- **Task goal**
Transcribe the data that follows without changing a word, and omit the pictures.

- **Extracted records**

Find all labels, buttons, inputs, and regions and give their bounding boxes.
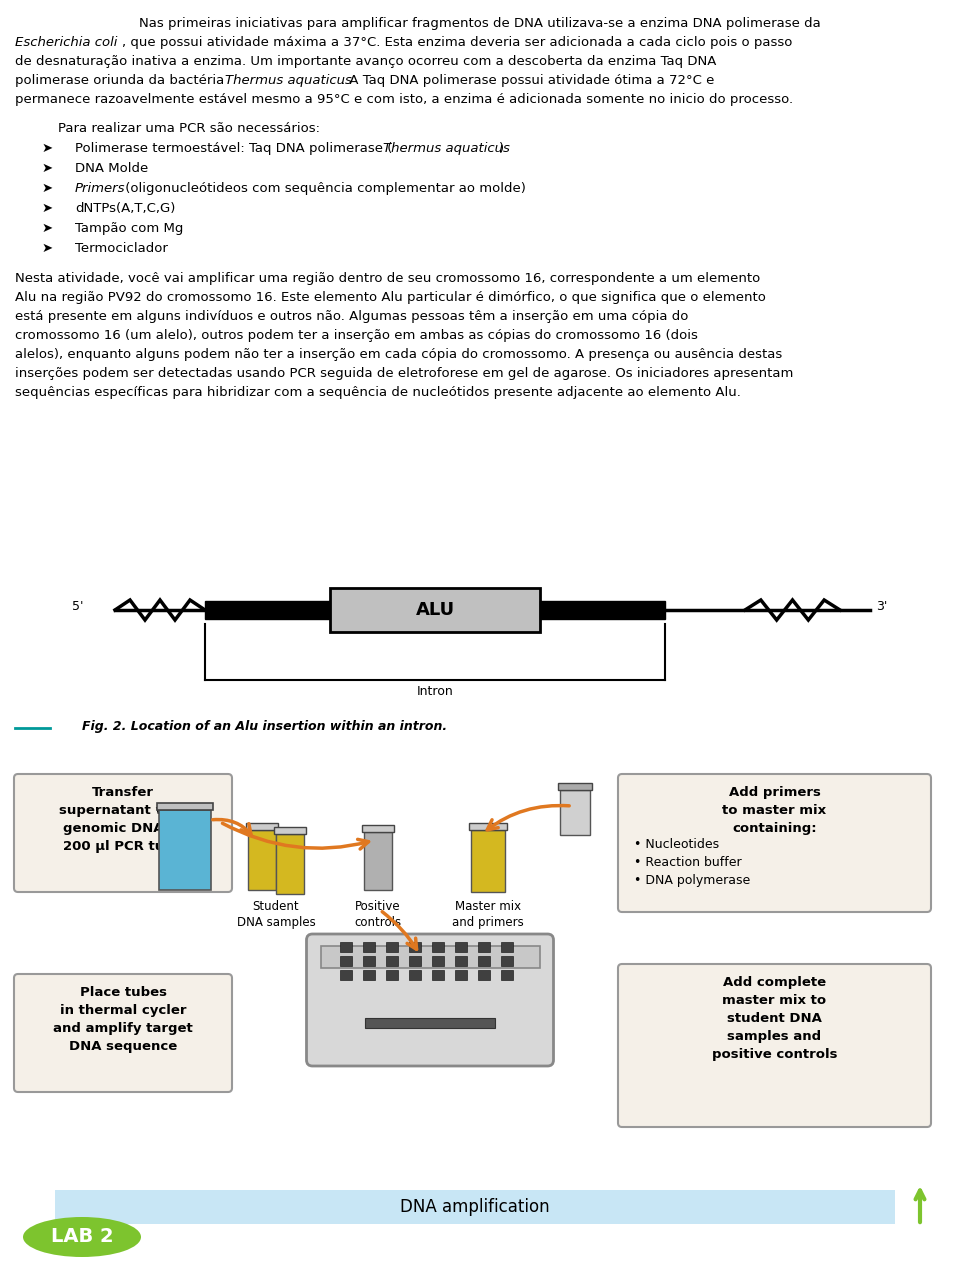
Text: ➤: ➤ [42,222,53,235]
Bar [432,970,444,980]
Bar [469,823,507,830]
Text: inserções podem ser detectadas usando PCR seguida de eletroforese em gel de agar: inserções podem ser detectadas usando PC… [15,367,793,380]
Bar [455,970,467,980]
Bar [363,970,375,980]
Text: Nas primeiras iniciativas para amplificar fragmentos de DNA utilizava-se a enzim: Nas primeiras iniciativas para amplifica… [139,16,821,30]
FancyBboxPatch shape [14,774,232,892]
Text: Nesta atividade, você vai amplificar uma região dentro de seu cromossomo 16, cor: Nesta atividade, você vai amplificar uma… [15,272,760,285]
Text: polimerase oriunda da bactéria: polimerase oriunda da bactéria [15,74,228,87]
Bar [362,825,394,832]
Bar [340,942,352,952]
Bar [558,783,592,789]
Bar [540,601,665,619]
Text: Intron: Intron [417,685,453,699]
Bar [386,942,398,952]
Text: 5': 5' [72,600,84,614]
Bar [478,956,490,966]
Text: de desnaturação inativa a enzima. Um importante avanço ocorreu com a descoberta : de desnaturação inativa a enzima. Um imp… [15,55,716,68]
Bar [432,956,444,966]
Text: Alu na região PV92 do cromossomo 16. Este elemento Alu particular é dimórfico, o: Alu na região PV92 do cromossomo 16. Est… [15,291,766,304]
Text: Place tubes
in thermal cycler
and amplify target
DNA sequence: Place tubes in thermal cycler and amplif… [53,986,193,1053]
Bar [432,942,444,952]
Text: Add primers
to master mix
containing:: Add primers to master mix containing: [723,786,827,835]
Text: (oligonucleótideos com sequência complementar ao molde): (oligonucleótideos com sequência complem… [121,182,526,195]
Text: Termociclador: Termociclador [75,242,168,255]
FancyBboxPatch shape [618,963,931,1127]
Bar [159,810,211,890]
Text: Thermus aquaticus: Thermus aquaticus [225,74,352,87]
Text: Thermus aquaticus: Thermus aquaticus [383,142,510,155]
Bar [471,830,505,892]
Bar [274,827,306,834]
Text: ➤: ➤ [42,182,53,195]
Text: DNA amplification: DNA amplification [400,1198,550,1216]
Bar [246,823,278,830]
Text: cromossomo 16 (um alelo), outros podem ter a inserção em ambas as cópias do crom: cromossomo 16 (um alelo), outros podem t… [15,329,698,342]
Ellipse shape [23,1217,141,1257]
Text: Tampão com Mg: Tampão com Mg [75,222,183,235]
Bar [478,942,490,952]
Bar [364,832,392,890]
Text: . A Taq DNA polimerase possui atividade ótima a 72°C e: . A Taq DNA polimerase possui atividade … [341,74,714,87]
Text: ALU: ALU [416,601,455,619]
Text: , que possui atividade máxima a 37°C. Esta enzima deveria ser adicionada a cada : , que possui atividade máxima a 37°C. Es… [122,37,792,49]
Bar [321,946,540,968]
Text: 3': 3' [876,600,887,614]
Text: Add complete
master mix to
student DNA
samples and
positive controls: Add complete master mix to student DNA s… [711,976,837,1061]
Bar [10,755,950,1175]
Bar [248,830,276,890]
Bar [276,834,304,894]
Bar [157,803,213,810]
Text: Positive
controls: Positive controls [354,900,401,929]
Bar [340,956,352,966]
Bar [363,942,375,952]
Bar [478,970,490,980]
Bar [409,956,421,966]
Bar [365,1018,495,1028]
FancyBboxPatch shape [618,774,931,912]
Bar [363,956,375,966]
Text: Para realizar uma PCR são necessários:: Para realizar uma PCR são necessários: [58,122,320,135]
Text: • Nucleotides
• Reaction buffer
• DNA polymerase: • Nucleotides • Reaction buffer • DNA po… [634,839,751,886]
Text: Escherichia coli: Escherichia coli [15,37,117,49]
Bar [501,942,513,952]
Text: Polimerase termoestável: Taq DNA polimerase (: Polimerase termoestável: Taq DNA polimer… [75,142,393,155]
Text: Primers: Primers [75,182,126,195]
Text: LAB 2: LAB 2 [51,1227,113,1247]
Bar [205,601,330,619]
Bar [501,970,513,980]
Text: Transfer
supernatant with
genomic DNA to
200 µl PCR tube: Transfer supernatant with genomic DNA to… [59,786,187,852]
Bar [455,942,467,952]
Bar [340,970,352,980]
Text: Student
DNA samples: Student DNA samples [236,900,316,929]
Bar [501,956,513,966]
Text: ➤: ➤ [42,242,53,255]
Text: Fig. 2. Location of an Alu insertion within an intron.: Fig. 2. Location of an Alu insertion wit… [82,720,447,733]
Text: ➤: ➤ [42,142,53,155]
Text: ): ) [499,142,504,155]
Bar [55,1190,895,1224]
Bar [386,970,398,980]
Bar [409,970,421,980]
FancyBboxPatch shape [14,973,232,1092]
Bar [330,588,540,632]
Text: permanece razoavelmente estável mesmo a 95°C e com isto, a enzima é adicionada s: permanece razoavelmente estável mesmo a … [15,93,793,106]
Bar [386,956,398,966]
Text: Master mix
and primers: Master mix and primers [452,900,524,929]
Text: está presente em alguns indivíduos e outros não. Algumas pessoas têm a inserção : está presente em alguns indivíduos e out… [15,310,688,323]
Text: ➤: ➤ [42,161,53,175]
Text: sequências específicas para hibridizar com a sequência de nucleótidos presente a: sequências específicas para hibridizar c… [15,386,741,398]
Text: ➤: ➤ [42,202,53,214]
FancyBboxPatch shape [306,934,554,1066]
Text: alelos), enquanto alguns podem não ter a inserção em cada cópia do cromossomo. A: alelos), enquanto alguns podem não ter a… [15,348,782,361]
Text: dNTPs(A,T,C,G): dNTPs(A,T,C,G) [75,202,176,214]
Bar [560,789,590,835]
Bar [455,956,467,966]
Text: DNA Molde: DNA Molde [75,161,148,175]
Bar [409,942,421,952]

- **Output for this task**
Find all labels, buttons, inputs, and regions and give their bounding boxes.
Text: ➤: ➤ [42,222,53,235]
Bar [432,970,444,980]
Bar [469,823,507,830]
Text: inserções podem ser detectadas usando PCR seguida de eletroforese em gel de agar: inserções podem ser detectadas usando PC… [15,367,793,380]
Bar [455,970,467,980]
Bar [363,970,375,980]
Text: Nas primeiras iniciativas para amplificar fragmentos de DNA utilizava-se a enzim: Nas primeiras iniciativas para amplifica… [139,16,821,30]
FancyBboxPatch shape [14,774,232,892]
Text: Nesta atividade, você vai amplificar uma região dentro de seu cromossomo 16, cor: Nesta atividade, você vai amplificar uma… [15,272,760,285]
Text: polimerase oriunda da bactéria: polimerase oriunda da bactéria [15,74,228,87]
Bar [362,825,394,832]
Bar [340,942,352,952]
Bar [558,783,592,789]
Bar [540,601,665,619]
Text: Intron: Intron [417,685,453,699]
Bar [386,942,398,952]
Text: 5': 5' [72,600,84,614]
Bar [478,956,490,966]
Text: de desnaturação inativa a enzima. Um importante avanço ocorreu com a descoberta : de desnaturação inativa a enzima. Um imp… [15,55,716,68]
Bar [432,956,444,966]
Text: Alu na região PV92 do cromossomo 16. Este elemento Alu particular é dimórfico, o: Alu na região PV92 do cromossomo 16. Est… [15,291,766,304]
Text: Place tubes
in thermal cycler
and amplify target
DNA sequence: Place tubes in thermal cycler and amplif… [53,986,193,1053]
Bar [432,942,444,952]
Text: Add primers
to master mix
containing:: Add primers to master mix containing: [723,786,827,835]
Text: (oligonucleótideos com sequência complementar ao molde): (oligonucleótideos com sequência complem… [121,182,526,195]
Text: Termociclador: Termociclador [75,242,168,255]
FancyBboxPatch shape [618,963,931,1127]
Bar [159,810,211,890]
Text: Thermus aquaticus: Thermus aquaticus [225,74,352,87]
Text: Thermus aquaticus: Thermus aquaticus [383,142,510,155]
Bar [471,830,505,892]
Bar [274,827,306,834]
Text: ➤: ➤ [42,182,53,195]
Text: DNA amplification: DNA amplification [400,1198,550,1216]
Bar [246,823,278,830]
Text: cromossomo 16 (um alelo), outros podem ter a inserção em ambas as cópias do crom: cromossomo 16 (um alelo), outros podem t… [15,329,698,342]
Ellipse shape [23,1217,141,1257]
Text: Tampão com Mg: Tampão com Mg [75,222,183,235]
Bar [478,942,490,952]
Bar [364,832,392,890]
Text: . A Taq DNA polimerase possui atividade ótima a 72°C e: . A Taq DNA polimerase possui atividade … [341,74,714,87]
Text: ALU: ALU [416,601,455,619]
Text: , que possui atividade máxima a 37°C. Esta enzima deveria ser adicionada a cada : , que possui atividade máxima a 37°C. Es… [122,37,792,49]
Bar [321,946,540,968]
Text: 3': 3' [876,600,887,614]
Text: Add complete
master mix to
student DNA
samples and
positive controls: Add complete master mix to student DNA s… [711,976,837,1061]
Bar [10,755,950,1175]
Bar [248,830,276,890]
Bar [276,834,304,894]
Bar [157,803,213,810]
Text: Positive
controls: Positive controls [354,900,401,929]
Bar [340,956,352,966]
Bar [363,942,375,952]
Bar [478,970,490,980]
Bar [409,956,421,966]
Bar [365,1018,495,1028]
FancyBboxPatch shape [618,774,931,912]
Bar [363,956,375,966]
Text: Para realizar uma PCR são necessários:: Para realizar uma PCR são necessários: [58,122,320,135]
Text: • Nucleotides
• Reaction buffer
• DNA polymerase: • Nucleotides • Reaction buffer • DNA po… [634,839,751,886]
Text: Escherichia coli: Escherichia coli [15,37,117,49]
Bar [501,942,513,952]
Text: Polimerase termoestável: Taq DNA polimerase (: Polimerase termoestável: Taq DNA polimer… [75,142,393,155]
Text: Primers: Primers [75,182,126,195]
Text: LAB 2: LAB 2 [51,1227,113,1247]
Bar [205,601,330,619]
Bar [501,970,513,980]
Text: Transfer
supernatant with
genomic DNA to
200 µl PCR tube: Transfer supernatant with genomic DNA to… [59,786,187,852]
Bar [455,942,467,952]
Bar [340,970,352,980]
Text: Student
DNA samples: Student DNA samples [236,900,316,929]
Bar [501,956,513,966]
Text: ➤: ➤ [42,242,53,255]
Text: Fig. 2. Location of an Alu insertion within an intron.: Fig. 2. Location of an Alu insertion wit… [82,720,447,733]
Text: ➤: ➤ [42,142,53,155]
Text: ): ) [499,142,504,155]
Bar [55,1190,895,1224]
Bar [386,970,398,980]
Bar [409,970,421,980]
FancyBboxPatch shape [14,973,232,1092]
Bar [330,588,540,632]
Text: permanece razoavelmente estável mesmo a 95°C e com isto, a enzima é adicionada s: permanece razoavelmente estável mesmo a … [15,93,793,106]
Bar [386,956,398,966]
Text: Master mix
and primers: Master mix and primers [452,900,524,929]
Text: está presente em alguns indivíduos e outros não. Algumas pessoas têm a inserção : está presente em alguns indivíduos e out… [15,310,688,323]
Text: ➤: ➤ [42,161,53,175]
Text: sequências específicas para hibridizar com a sequência de nucleótidos presente a: sequências específicas para hibridizar c… [15,386,741,398]
Text: ➤: ➤ [42,202,53,214]
FancyBboxPatch shape [306,934,554,1066]
Text: alelos), enquanto alguns podem não ter a inserção em cada cópia do cromossomo. A: alelos), enquanto alguns podem não ter a… [15,348,782,361]
Text: dNTPs(A,T,C,G): dNTPs(A,T,C,G) [75,202,176,214]
Bar [560,789,590,835]
Bar [455,956,467,966]
Text: DNA Molde: DNA Molde [75,161,148,175]
Bar [409,942,421,952]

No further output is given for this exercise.